** START Extracted entries **
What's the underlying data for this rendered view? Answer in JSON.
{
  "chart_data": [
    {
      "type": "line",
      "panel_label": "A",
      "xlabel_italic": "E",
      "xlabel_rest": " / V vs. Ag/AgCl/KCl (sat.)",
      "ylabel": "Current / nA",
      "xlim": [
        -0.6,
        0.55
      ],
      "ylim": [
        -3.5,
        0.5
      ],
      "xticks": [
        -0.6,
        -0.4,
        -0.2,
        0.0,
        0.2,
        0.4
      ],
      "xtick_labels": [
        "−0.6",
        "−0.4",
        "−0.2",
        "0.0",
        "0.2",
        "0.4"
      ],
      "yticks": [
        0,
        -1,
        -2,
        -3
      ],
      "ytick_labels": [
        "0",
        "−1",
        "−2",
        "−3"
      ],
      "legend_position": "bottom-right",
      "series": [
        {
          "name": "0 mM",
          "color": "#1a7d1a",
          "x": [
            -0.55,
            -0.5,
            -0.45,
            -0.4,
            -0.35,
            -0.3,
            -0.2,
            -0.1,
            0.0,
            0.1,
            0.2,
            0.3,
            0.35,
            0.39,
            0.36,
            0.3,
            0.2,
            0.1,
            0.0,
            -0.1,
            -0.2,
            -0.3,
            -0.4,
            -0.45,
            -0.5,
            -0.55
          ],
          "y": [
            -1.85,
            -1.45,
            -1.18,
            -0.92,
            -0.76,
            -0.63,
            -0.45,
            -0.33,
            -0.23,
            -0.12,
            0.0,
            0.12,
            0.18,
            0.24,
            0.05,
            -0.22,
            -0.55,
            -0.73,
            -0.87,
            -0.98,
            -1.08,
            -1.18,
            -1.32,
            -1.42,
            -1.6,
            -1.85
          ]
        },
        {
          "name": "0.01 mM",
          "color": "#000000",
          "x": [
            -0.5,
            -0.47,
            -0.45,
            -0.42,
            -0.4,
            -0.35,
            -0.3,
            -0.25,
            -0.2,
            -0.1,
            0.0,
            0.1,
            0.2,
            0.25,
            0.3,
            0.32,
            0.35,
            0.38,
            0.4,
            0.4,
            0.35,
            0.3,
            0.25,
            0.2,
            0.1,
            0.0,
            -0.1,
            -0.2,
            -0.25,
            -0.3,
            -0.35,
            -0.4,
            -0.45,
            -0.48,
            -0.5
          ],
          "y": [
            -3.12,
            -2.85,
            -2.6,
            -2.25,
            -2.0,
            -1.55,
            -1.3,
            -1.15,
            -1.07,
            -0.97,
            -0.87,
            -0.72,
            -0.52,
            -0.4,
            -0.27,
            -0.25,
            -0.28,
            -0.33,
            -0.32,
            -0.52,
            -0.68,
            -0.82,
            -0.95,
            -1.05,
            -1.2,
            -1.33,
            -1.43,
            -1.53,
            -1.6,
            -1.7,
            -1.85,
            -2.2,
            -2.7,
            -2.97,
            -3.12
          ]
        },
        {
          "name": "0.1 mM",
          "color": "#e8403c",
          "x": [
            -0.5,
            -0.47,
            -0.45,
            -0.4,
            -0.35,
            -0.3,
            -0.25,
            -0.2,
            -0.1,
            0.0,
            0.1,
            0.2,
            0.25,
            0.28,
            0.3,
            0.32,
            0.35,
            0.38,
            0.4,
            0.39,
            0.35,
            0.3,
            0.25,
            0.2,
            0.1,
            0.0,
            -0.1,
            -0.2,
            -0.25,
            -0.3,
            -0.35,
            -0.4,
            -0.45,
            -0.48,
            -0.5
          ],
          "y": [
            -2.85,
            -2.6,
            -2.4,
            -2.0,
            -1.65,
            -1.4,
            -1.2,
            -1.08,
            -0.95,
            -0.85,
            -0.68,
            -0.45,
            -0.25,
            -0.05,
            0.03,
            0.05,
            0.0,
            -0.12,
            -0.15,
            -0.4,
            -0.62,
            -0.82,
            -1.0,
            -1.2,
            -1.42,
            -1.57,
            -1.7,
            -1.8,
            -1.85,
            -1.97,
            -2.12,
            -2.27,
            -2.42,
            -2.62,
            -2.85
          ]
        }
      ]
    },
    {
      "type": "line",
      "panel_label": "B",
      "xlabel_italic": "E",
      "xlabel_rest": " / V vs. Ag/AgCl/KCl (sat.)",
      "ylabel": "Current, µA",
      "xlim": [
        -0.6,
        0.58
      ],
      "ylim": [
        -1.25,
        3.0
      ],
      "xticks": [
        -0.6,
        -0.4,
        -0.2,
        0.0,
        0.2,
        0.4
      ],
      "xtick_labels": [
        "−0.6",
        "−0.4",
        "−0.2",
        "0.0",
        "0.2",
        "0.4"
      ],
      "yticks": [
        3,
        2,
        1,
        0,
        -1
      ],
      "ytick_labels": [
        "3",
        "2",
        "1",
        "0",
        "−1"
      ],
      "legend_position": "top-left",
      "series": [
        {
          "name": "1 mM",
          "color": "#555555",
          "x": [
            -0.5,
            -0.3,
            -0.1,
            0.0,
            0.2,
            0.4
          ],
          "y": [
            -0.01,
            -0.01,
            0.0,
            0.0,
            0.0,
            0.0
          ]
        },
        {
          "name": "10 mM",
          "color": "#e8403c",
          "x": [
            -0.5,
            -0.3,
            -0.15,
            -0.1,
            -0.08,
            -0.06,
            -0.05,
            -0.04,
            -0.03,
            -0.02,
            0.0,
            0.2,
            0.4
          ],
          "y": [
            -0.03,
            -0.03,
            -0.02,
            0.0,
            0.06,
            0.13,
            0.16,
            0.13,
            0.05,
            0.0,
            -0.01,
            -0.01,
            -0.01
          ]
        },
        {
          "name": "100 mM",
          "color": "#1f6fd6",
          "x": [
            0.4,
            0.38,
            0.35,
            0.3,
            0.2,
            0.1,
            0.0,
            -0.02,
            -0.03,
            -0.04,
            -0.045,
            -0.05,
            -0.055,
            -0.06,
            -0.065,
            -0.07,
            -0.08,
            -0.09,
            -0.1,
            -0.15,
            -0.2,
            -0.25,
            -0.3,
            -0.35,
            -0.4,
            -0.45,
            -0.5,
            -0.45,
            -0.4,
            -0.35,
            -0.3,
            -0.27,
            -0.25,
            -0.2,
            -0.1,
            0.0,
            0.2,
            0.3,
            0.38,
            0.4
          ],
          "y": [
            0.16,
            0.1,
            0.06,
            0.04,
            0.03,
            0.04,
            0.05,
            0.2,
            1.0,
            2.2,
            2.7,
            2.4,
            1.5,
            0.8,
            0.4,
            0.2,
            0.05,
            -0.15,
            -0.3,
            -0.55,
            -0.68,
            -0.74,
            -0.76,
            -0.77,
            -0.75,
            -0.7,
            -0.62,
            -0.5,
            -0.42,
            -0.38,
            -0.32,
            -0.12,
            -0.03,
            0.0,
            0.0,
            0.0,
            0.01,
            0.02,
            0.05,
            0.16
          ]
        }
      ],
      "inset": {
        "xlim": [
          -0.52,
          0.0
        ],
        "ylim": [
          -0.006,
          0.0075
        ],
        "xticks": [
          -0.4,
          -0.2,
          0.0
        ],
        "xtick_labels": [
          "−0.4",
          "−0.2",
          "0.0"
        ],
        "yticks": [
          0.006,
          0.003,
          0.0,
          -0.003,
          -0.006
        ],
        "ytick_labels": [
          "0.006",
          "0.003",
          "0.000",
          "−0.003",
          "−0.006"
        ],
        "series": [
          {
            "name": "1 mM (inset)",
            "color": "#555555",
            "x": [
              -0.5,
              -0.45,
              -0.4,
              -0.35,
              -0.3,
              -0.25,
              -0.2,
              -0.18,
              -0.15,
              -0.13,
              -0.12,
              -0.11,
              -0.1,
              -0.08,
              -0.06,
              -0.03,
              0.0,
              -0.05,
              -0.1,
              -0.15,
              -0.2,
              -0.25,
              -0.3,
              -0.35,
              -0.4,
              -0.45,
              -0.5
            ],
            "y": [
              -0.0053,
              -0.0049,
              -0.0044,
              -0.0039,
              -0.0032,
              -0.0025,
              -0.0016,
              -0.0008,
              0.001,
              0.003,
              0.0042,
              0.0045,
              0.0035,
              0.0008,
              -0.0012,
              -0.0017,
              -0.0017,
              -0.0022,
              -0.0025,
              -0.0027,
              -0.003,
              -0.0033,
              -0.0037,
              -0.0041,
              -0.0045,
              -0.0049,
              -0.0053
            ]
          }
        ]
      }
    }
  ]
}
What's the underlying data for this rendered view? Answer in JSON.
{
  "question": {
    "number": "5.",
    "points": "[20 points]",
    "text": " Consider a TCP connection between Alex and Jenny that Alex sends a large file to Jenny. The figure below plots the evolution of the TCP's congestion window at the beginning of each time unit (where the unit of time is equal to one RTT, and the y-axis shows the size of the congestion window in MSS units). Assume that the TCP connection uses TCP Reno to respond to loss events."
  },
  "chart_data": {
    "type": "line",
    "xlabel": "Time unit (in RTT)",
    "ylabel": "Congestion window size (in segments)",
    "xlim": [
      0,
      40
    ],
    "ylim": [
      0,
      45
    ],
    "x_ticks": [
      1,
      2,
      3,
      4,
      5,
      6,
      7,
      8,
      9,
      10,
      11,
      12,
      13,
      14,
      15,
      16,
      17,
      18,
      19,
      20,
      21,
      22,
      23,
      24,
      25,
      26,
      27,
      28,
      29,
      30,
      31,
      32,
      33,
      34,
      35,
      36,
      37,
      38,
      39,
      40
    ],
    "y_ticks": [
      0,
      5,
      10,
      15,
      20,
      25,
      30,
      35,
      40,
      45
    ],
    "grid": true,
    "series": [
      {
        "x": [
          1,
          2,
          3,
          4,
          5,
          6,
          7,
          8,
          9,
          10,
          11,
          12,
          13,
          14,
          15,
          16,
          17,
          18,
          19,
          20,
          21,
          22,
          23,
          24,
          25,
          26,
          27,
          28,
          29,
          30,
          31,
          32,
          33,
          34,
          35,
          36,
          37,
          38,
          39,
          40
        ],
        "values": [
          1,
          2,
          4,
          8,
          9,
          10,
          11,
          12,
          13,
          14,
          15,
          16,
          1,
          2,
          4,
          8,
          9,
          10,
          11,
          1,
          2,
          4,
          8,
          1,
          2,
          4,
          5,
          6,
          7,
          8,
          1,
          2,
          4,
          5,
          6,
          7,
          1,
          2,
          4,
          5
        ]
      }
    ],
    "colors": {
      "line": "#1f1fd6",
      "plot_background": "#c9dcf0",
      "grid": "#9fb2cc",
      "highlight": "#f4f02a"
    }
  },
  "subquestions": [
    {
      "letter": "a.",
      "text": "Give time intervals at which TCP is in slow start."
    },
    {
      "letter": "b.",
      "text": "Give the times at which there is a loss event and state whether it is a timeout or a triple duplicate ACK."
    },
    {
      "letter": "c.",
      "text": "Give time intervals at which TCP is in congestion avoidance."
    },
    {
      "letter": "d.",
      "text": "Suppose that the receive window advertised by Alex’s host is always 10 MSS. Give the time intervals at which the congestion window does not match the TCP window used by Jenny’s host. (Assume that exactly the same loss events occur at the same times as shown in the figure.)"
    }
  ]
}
** END Extracted entries **
_Directions_
Gather each line in the entries above where the string "figure" is found.

_Written solution_
    "text": " Consider a TCP connection between Alex and Jenny that Alex sends a large file to Jenny. The figure below plots the evolution of the TCP's congestion window at the beginning of each time unit (where the unit of time is equal to one RTT, and the y-axis shows the size of the congestion window in MSS units). Assume that the TCP connection uses TCP Reno to respond to loss events."
      "text": "Suppose that the receive window advertised by Alex’s host is always 10 MSS. Give the time intervals at which the congestion window does not match the TCP window used by Jenny’s host. (Assume that exactly the same loss events occur at the same times as shown in the figure.)"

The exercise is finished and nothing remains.